*Data to process*
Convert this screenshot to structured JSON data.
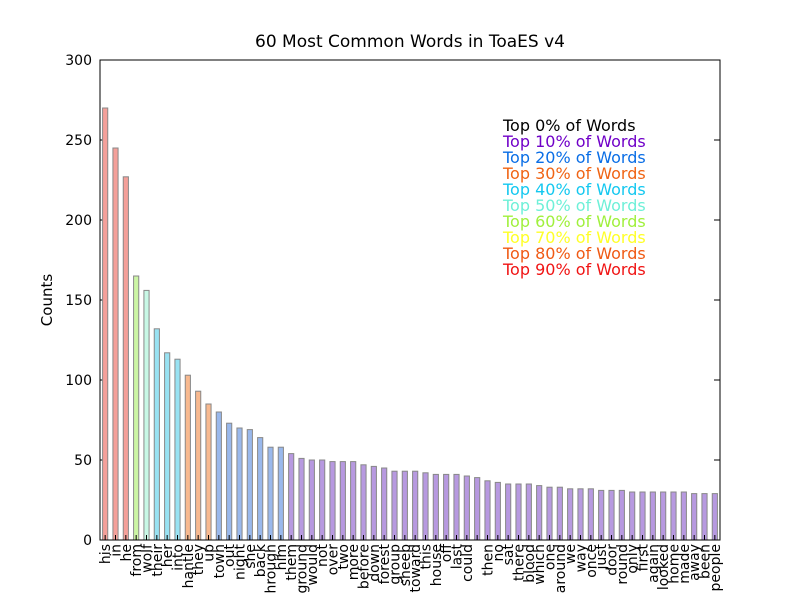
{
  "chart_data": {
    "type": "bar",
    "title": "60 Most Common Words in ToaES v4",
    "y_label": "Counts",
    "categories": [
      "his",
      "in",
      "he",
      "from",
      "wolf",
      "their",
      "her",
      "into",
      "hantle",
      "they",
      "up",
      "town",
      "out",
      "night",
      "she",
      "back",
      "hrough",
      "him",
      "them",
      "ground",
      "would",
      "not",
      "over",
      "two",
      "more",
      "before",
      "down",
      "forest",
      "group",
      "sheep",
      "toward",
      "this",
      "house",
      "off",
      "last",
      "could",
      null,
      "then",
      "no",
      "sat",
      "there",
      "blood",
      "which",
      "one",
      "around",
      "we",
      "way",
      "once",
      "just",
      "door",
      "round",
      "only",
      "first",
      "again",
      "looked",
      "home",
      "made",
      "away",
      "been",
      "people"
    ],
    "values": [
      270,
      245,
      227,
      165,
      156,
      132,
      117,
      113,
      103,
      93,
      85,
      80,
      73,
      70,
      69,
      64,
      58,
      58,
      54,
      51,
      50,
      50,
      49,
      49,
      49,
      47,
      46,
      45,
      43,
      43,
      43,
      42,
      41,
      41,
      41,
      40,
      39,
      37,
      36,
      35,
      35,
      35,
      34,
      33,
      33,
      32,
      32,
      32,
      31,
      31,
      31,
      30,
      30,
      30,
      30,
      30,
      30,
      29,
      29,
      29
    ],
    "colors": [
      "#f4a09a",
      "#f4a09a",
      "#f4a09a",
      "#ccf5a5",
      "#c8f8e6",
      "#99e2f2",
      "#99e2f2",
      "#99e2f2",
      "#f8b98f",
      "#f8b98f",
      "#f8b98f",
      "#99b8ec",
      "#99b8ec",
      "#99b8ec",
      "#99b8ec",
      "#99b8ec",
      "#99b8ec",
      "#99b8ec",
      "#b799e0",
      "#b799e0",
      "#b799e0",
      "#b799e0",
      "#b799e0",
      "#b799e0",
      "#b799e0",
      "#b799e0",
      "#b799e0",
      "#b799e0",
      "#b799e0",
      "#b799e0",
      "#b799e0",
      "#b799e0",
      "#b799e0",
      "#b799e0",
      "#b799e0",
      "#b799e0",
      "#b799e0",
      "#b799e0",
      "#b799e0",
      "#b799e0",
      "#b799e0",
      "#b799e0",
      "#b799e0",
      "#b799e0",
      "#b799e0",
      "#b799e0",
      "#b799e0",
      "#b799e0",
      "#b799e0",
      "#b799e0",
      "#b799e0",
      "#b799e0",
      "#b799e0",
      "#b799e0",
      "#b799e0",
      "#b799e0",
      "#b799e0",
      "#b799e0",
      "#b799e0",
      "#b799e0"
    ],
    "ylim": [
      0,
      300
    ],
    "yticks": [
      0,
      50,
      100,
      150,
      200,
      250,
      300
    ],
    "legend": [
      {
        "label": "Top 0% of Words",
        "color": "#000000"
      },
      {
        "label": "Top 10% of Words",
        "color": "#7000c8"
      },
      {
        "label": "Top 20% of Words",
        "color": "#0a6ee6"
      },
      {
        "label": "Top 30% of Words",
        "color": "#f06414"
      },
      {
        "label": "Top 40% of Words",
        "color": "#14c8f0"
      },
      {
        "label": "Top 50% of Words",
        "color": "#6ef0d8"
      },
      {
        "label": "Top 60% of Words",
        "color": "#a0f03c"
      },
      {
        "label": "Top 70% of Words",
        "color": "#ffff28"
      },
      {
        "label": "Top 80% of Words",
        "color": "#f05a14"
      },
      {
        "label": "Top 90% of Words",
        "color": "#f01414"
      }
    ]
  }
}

==

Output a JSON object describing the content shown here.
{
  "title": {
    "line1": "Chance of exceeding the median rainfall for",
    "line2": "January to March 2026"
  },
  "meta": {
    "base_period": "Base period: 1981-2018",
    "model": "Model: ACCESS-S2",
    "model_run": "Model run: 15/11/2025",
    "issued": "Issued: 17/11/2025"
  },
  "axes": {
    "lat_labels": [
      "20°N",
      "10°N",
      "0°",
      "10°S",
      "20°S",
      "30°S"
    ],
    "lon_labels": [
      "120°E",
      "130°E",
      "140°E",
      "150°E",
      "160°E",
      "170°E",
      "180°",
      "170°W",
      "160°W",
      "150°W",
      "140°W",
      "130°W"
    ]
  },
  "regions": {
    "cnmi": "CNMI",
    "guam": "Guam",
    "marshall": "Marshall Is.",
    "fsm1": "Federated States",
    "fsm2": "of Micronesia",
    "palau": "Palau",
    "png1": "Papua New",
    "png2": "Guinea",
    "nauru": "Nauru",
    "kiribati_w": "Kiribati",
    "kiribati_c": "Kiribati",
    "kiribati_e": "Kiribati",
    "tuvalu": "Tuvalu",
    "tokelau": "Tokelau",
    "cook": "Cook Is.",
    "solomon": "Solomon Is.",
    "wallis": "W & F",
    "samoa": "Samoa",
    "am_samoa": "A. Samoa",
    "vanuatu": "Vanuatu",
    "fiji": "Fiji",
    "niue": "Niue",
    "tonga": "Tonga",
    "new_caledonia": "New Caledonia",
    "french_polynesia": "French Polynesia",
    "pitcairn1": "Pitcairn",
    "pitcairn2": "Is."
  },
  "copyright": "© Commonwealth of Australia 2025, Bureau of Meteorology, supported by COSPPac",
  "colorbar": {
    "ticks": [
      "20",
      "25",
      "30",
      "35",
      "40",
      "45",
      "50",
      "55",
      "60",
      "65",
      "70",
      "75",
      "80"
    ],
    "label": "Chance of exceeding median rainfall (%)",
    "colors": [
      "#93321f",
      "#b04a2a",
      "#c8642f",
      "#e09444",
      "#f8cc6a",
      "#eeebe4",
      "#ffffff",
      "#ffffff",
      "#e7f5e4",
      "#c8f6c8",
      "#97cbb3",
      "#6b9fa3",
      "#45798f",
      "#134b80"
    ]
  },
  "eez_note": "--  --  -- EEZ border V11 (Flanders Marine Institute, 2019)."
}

*Work to do*
Count how many lines of the material hold the string "Words". Give the number and nothing more.

*Solution to the exercise*
11